[Figure collection entries]
--- BEGIN ---

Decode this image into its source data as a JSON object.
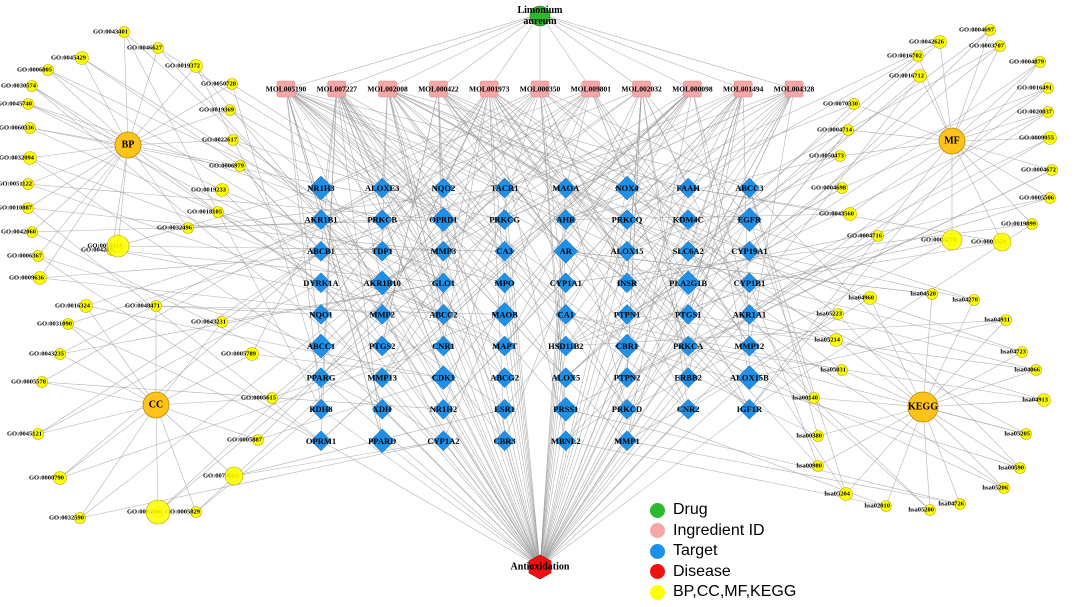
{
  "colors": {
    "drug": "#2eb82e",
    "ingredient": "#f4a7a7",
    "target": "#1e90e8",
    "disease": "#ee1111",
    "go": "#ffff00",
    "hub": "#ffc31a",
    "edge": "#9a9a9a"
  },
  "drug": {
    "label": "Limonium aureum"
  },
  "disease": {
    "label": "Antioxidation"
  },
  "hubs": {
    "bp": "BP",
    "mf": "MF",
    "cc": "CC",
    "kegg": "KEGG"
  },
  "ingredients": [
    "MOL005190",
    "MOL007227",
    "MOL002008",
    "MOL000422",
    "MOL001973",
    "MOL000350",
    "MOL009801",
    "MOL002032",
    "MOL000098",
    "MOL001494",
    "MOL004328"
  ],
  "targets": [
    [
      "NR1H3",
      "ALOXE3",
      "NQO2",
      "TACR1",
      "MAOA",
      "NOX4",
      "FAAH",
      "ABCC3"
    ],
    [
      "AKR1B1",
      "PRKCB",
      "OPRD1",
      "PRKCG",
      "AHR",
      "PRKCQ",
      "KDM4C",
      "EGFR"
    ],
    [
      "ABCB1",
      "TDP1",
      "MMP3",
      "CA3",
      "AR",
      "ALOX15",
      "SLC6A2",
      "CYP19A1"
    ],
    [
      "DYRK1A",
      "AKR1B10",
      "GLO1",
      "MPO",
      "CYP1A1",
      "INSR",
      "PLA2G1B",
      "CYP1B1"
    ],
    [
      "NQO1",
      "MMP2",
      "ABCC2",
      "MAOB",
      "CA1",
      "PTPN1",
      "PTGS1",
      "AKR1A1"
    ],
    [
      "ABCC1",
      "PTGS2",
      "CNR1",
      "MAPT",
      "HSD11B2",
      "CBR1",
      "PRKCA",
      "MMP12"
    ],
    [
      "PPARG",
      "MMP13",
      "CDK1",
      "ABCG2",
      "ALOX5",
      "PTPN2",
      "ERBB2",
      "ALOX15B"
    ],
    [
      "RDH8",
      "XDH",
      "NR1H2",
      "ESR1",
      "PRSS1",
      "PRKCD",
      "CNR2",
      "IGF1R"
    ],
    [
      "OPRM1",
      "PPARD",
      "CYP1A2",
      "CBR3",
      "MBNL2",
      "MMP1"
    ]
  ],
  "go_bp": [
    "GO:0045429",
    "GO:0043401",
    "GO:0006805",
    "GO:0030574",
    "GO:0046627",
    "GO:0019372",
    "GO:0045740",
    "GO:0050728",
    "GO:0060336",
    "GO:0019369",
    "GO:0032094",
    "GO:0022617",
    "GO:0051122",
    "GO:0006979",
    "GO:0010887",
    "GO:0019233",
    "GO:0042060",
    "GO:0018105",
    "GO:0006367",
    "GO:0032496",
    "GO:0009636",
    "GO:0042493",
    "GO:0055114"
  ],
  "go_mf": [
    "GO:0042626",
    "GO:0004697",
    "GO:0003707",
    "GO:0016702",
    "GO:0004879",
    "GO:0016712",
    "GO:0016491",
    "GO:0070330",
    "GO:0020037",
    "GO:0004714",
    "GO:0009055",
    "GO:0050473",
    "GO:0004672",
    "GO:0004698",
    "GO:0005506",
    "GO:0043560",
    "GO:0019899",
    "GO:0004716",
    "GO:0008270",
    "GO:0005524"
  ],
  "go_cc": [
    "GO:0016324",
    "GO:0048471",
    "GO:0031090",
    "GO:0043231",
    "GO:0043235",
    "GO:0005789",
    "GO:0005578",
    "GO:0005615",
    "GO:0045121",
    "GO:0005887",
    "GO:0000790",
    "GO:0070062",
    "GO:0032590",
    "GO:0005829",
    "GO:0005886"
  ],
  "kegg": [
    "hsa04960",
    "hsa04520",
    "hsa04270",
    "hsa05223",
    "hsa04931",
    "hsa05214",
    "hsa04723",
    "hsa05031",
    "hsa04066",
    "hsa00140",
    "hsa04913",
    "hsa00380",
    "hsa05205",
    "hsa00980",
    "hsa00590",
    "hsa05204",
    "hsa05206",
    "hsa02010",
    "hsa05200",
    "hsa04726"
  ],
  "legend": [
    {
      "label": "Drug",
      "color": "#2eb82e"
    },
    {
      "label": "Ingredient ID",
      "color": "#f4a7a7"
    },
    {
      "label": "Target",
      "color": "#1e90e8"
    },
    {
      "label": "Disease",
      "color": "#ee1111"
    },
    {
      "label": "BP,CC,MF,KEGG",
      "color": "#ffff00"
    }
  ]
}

--- END ---
--- BEGIN ---

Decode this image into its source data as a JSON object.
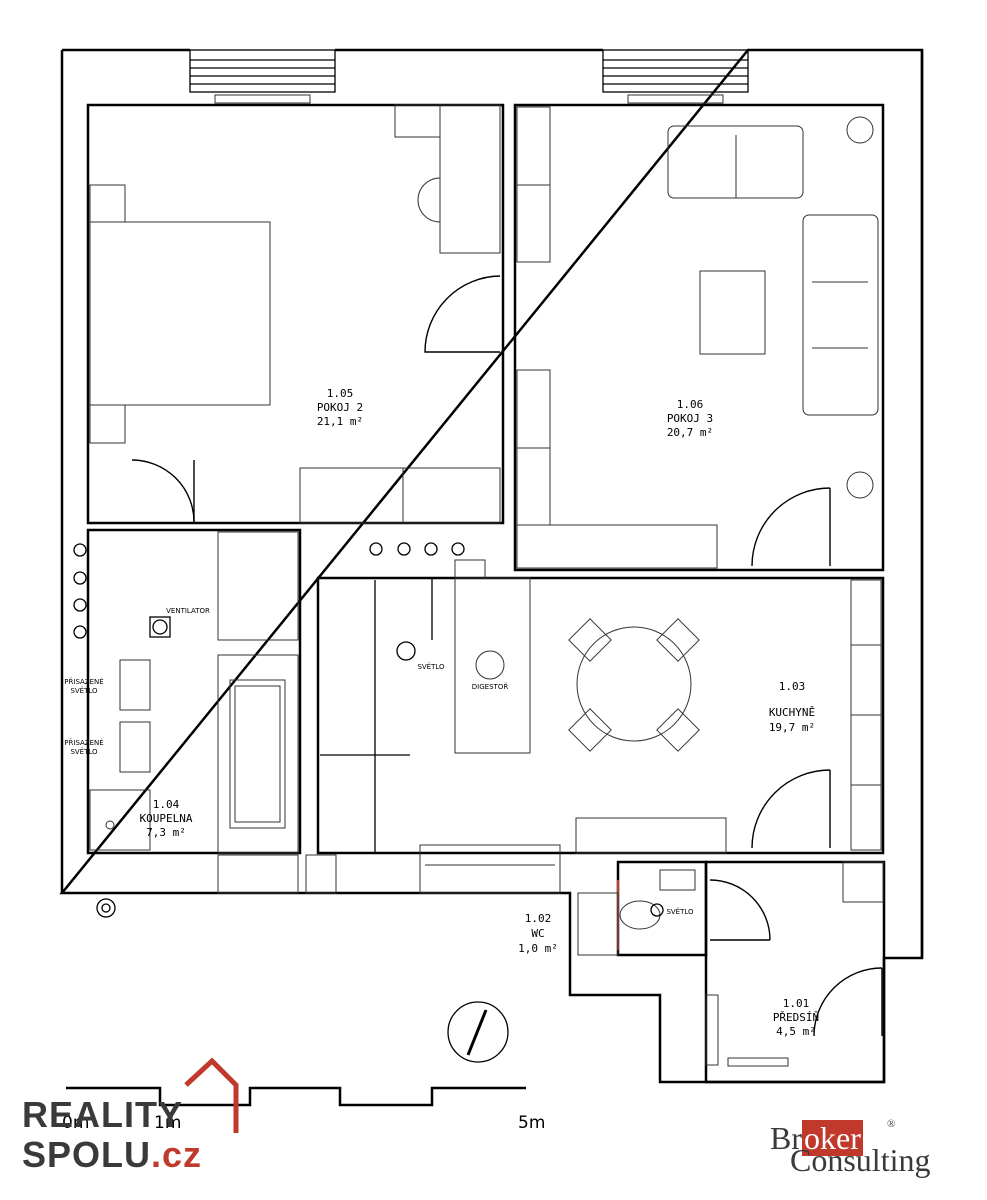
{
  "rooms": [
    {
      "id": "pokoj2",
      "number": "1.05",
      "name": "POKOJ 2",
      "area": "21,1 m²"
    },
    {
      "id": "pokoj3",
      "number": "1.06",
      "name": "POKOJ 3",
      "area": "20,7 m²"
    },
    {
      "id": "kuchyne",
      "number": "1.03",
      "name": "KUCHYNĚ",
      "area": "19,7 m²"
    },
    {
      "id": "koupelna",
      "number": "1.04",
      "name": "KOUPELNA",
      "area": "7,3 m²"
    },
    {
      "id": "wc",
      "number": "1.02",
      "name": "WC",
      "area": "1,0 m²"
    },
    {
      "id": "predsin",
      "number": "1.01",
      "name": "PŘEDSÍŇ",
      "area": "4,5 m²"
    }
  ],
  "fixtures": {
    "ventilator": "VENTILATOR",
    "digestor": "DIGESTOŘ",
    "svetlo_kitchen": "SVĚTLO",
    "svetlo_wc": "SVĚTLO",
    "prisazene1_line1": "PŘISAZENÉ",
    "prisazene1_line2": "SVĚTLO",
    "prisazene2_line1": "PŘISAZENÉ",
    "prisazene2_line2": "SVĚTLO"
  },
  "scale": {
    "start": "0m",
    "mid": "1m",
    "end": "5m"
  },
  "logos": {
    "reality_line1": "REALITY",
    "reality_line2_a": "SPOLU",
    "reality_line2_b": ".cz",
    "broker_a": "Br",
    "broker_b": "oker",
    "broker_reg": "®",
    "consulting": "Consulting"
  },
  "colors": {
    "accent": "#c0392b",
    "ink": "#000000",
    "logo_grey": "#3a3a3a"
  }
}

--- END ---
--- BEGIN ---

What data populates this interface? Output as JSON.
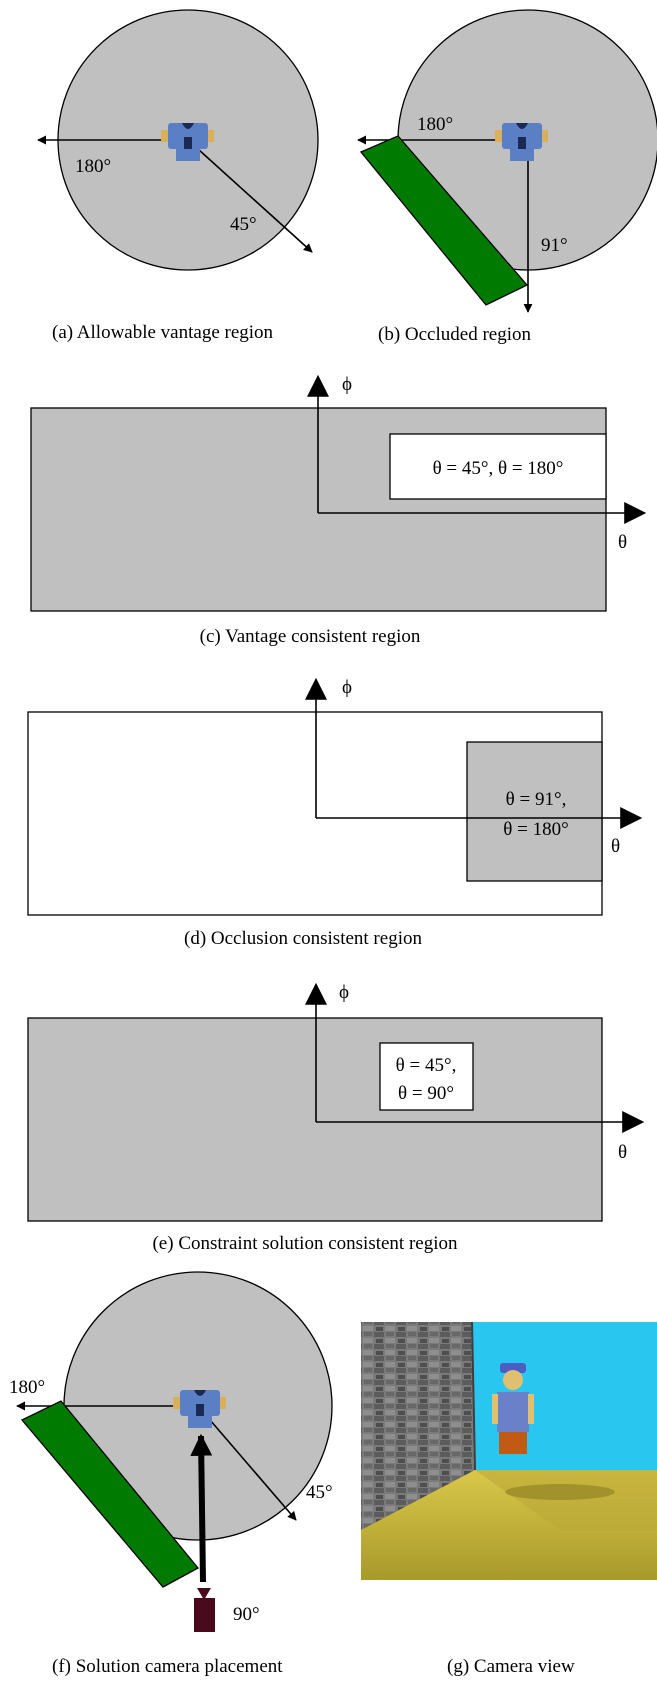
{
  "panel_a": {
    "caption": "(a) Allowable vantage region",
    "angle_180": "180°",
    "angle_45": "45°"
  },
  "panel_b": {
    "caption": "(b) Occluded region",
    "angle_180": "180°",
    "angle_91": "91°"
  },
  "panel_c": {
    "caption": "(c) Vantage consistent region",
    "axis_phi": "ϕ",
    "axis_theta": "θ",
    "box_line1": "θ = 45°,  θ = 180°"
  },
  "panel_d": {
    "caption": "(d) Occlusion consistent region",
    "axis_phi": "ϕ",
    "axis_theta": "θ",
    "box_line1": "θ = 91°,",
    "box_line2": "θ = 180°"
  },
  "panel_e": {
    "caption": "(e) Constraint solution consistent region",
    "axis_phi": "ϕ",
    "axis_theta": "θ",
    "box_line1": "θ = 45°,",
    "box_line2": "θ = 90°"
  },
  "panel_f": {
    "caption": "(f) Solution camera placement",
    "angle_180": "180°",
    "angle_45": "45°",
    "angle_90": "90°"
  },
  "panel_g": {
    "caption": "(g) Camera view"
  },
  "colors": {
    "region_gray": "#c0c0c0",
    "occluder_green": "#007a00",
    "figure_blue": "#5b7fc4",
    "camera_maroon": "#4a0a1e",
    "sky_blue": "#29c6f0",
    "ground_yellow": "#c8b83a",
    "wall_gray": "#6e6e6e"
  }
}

--- END ---

What this task involves =
Look through the material above. Copy each line where the word "label" appears.

Result of the exercise =
    "label": "Limonium aureum"
    "label": "Antioxidation"
      "label": "Drug",
      "label": "Ingredient ID",
      "label": "Target",
      "label": "Disease",
      "label": "BP,CC,MF,KEGG",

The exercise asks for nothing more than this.